» **GOAL**
Answer with nothing except the number of lines that contain the word "title".
-- Begin ENTRIES --
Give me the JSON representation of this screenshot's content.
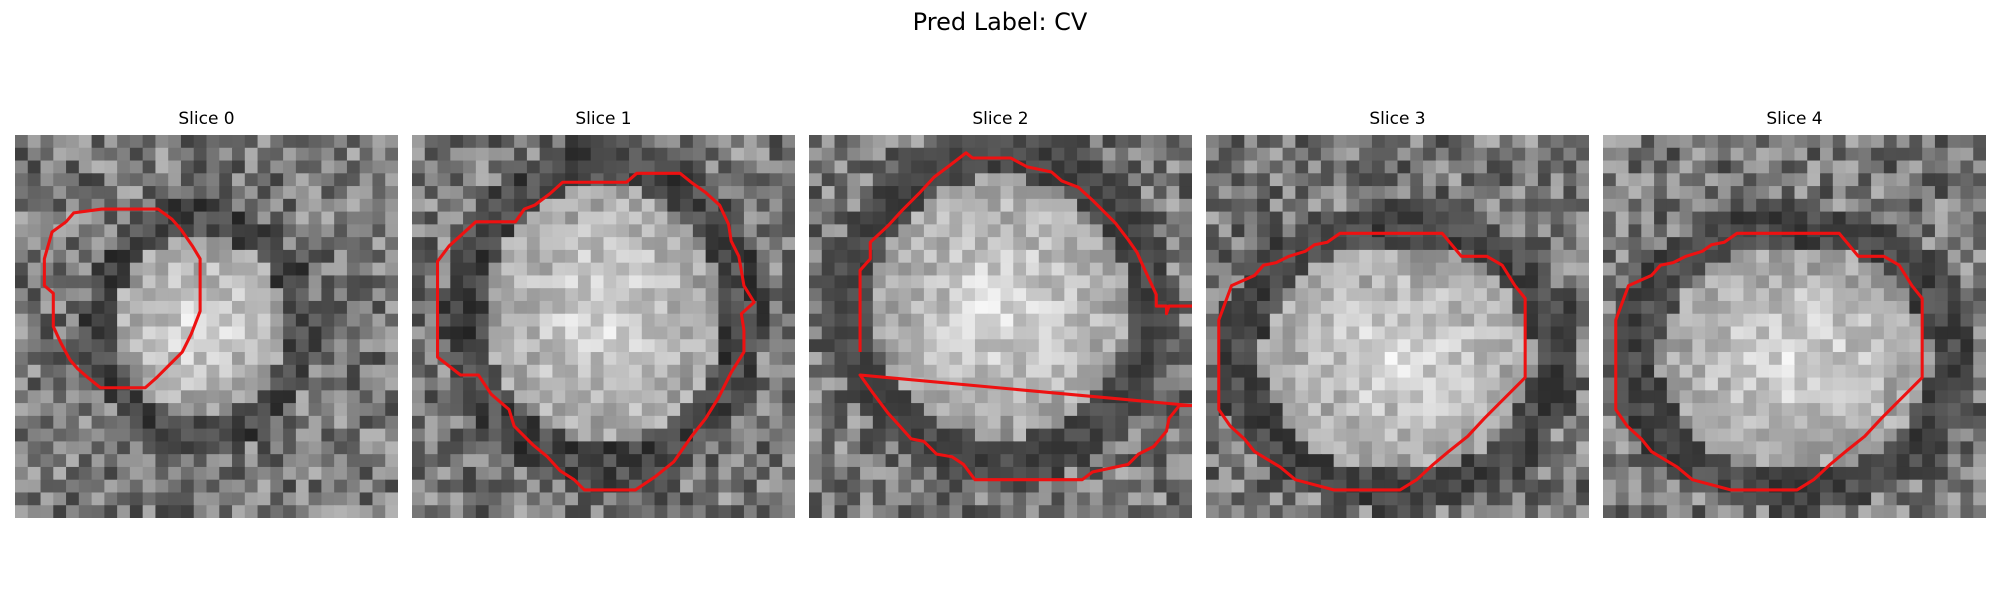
{
  "figure": {
    "title": "Pred Label: CV"
  },
  "slices": [
    {
      "title": "Slice 0",
      "image": "grayscale-mri-slice-with-red-contour"
    },
    {
      "title": "Slice 1",
      "image": "grayscale-mri-slice-with-red-contour"
    },
    {
      "title": "Slice 2",
      "image": "grayscale-mri-slice-with-red-contour"
    },
    {
      "title": "Slice 3",
      "image": "grayscale-mri-slice-with-red-contour"
    },
    {
      "title": "Slice 4",
      "image": "grayscale-mri-slice-with-red-contour"
    }
  ],
  "colors": {
    "contour": "#ee1111"
  }
}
-- End ENTRIES --
» **SOLUTION FOR THIS TASK**
6